Problem statement → Transcribe each line exactly.

Source records →
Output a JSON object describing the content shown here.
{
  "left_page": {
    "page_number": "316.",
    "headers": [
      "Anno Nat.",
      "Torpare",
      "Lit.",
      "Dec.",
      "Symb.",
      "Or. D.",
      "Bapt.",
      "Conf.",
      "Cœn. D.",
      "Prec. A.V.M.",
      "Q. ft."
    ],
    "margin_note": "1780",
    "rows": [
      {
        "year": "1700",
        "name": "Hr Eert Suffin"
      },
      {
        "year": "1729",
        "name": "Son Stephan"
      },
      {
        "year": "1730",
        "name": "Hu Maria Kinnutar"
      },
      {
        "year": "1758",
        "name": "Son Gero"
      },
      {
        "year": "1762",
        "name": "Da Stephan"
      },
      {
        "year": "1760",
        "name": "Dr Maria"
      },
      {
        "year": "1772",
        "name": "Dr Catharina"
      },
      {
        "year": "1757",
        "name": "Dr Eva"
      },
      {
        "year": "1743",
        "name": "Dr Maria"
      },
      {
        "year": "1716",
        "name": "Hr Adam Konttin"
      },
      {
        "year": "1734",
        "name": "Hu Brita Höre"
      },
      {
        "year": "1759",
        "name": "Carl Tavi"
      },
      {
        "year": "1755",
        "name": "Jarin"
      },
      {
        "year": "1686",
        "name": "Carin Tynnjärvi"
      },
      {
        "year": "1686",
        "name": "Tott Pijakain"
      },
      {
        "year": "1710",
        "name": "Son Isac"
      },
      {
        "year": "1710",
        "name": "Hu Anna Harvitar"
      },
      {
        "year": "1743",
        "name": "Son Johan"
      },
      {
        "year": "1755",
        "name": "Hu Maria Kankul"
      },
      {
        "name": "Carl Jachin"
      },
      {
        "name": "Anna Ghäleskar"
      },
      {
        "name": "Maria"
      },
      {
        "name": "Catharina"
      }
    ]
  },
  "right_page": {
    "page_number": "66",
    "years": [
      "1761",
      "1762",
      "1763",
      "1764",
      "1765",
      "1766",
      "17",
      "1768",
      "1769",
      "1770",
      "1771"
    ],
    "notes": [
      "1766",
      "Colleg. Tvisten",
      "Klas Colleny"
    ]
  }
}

Response →
Output a JSON object describing the content shown here.
{
  "left_page": {
    "page_number": "316.",
    "headers": [
      "Anno Nat.",
      "Torpare",
      "Lit.",
      "Dec.",
      "Symb.",
      "Or. D.",
      "Bapt.",
      "Conf.",
      "Cœn. D.",
      "Prec. A.V.M.",
      "Q. ft."
    ],
    "margin_note": "1780",
    "rows": [
      {
        "year": "1700",
        "name": "Hr Eert Suffin"
      },
      {
        "year": "1729",
        "name": "Son Stephan"
      },
      {
        "year": "1730",
        "name": "Hu Maria Kinnutar"
      },
      {
        "year": "1758",
        "name": "Son Gero"
      },
      {
        "year": "1762",
        "name": "Da Stephan"
      },
      {
        "year": "1760",
        "name": "Dr Maria"
      },
      {
        "year": "1772",
        "name": "Dr Catharina"
      },
      {
        "year": "1757",
        "name": "Dr Eva"
      },
      {
        "year": "1743",
        "name": "Dr Maria"
      },
      {
        "year": "1716",
        "name": "Hr Adam Konttin"
      },
      {
        "year": "1734",
        "name": "Hu Brita Höre"
      },
      {
        "year": "1759",
        "name": "Carl Tavi"
      },
      {
        "year": "1755",
        "name": "Jarin"
      },
      {
        "year": "1686",
        "name": "Carin Tynnjärvi"
      },
      {
        "year": "1686",
        "name": "Tott Pijakain"
      },
      {
        "year": "1710",
        "name": "Son Isac"
      },
      {
        "year": "1710",
        "name": "Hu Anna Harvitar"
      },
      {
        "year": "1743",
        "name": "Son Johan"
      },
      {
        "year": "1755",
        "name": "Hu Maria Kankul"
      },
      {
        "name": "Carl Jachin"
      },
      {
        "name": "Anna Ghäleskar"
      },
      {
        "name": "Maria"
      },
      {
        "name": "Catharina"
      }
    ]
  },
  "right_page": {
    "page_number": "66",
    "years": [
      "1761",
      "1762",
      "1763",
      "1764",
      "1765",
      "1766",
      "17",
      "1768",
      "1769",
      "1770",
      "1771"
    ],
    "notes": [
      "1766",
      "Colleg. Tvisten",
      "Klas Colleny"
    ]
  }
}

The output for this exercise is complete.